Pick out the lines containing "يبدأ".

Data entries
● ● ● ●

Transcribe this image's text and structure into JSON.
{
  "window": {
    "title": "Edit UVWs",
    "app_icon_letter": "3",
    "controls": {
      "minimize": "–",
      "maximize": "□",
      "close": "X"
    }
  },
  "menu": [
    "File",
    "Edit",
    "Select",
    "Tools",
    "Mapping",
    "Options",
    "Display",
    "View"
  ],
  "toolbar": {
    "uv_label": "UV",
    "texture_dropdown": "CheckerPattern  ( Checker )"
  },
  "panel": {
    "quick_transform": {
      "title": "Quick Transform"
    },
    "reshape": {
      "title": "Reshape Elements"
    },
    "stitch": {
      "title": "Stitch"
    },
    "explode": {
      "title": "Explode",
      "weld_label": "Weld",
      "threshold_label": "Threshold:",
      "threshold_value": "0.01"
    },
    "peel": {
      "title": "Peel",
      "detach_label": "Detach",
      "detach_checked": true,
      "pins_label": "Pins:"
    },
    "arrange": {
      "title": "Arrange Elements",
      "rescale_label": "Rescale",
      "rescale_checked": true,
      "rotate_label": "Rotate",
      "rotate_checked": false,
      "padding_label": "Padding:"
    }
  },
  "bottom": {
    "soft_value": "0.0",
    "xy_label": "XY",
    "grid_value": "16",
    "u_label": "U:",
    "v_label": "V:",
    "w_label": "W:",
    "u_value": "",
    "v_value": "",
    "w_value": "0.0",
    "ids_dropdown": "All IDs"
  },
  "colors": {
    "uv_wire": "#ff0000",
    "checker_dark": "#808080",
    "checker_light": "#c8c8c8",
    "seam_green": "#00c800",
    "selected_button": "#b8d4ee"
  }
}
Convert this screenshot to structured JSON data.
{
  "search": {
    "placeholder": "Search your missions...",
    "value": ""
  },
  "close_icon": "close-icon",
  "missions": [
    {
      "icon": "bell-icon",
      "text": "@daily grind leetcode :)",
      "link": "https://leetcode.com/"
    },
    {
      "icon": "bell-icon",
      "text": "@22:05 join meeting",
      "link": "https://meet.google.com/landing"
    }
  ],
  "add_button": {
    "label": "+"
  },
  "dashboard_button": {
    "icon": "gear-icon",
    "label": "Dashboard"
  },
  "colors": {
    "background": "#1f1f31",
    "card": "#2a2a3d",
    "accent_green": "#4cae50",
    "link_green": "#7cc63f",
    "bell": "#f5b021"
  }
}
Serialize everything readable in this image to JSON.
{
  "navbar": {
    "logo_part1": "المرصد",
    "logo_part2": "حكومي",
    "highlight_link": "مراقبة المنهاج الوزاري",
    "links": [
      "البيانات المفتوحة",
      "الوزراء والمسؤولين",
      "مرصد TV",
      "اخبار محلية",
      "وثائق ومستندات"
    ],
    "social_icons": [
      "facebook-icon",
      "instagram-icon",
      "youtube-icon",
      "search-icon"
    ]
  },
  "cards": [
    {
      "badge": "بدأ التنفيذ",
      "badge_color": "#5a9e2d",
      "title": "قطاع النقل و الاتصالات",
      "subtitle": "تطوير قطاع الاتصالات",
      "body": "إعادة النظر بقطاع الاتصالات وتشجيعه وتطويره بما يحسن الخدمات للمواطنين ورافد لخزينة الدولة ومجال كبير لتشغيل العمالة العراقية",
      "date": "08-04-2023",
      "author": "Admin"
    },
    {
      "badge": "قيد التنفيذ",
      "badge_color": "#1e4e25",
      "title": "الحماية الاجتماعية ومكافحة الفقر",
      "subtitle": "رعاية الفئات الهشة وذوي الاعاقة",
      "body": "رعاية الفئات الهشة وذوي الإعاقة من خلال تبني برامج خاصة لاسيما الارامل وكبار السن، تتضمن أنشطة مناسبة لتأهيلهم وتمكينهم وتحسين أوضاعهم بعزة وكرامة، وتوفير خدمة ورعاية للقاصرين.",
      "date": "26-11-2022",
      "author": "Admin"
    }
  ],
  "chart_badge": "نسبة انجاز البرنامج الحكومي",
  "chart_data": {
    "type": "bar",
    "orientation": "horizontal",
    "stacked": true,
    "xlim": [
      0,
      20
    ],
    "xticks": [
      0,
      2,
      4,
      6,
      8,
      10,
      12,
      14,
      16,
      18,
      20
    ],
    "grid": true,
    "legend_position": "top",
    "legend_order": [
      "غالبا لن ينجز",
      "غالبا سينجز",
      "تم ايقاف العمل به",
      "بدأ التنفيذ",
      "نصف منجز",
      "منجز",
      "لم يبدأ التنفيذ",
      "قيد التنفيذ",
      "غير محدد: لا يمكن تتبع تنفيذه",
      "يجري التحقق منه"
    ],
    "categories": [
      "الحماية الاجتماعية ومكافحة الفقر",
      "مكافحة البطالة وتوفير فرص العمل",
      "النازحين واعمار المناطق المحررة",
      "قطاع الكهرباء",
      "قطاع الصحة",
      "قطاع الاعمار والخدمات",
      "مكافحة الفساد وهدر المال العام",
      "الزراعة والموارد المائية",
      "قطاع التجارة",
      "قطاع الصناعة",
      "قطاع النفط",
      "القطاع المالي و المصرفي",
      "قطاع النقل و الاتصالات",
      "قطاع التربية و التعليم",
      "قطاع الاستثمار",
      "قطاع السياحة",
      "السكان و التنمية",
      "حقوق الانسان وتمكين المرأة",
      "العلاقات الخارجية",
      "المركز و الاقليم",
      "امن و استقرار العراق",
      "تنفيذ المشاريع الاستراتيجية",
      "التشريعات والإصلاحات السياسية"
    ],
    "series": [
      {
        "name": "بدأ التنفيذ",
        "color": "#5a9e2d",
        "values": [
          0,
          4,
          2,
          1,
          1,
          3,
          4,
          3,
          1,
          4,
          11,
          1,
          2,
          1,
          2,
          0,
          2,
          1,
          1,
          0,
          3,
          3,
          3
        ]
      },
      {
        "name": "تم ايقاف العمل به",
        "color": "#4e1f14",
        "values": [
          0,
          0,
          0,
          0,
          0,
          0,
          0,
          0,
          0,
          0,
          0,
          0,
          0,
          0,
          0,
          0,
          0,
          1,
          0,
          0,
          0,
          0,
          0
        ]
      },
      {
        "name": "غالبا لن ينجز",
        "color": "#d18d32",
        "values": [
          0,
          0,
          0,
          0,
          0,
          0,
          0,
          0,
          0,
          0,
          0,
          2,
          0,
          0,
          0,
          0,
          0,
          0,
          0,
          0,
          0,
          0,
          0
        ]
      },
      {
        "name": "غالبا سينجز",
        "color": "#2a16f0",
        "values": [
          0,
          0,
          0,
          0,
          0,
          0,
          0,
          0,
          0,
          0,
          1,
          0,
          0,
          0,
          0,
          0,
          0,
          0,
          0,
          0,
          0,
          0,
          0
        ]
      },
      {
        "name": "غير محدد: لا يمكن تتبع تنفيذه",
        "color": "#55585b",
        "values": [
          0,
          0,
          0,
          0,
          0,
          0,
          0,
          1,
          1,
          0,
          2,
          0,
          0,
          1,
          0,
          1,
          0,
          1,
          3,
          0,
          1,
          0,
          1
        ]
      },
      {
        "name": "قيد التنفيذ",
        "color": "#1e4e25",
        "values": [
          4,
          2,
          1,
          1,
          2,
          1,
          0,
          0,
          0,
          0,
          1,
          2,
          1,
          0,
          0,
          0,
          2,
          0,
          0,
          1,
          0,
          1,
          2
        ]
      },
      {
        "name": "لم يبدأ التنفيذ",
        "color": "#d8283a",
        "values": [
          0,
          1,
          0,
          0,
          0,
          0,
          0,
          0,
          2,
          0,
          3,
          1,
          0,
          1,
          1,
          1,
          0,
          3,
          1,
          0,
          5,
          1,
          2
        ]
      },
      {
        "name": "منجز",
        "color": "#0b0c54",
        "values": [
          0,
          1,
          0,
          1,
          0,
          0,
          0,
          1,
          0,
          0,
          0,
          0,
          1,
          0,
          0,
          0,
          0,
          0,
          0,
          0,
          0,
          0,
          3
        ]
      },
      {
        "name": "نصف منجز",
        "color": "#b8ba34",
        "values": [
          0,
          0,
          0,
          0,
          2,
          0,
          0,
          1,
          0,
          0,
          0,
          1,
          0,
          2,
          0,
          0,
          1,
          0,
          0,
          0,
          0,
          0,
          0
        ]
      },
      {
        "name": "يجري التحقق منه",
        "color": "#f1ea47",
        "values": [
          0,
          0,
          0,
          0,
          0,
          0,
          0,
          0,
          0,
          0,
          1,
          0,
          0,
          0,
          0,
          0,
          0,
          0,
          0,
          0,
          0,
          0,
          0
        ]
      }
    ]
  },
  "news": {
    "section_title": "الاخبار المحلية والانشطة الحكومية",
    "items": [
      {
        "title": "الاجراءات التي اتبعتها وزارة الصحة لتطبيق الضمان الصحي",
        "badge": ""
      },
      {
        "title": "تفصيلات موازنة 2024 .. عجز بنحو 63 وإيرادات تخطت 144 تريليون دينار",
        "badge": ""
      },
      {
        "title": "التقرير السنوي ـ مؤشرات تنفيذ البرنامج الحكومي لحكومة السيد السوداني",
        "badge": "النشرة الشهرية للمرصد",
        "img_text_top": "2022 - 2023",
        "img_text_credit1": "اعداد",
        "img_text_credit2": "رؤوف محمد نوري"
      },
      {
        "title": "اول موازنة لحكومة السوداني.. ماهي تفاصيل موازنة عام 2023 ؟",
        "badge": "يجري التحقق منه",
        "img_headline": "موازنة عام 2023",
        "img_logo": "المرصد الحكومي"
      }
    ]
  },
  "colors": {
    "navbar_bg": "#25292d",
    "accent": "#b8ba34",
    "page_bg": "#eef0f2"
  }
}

● ● ● ●

» **Reply to the exercise**:
      "لم يبدأ التنفيذ",
        "name": "لم يبدأ التنفيذ",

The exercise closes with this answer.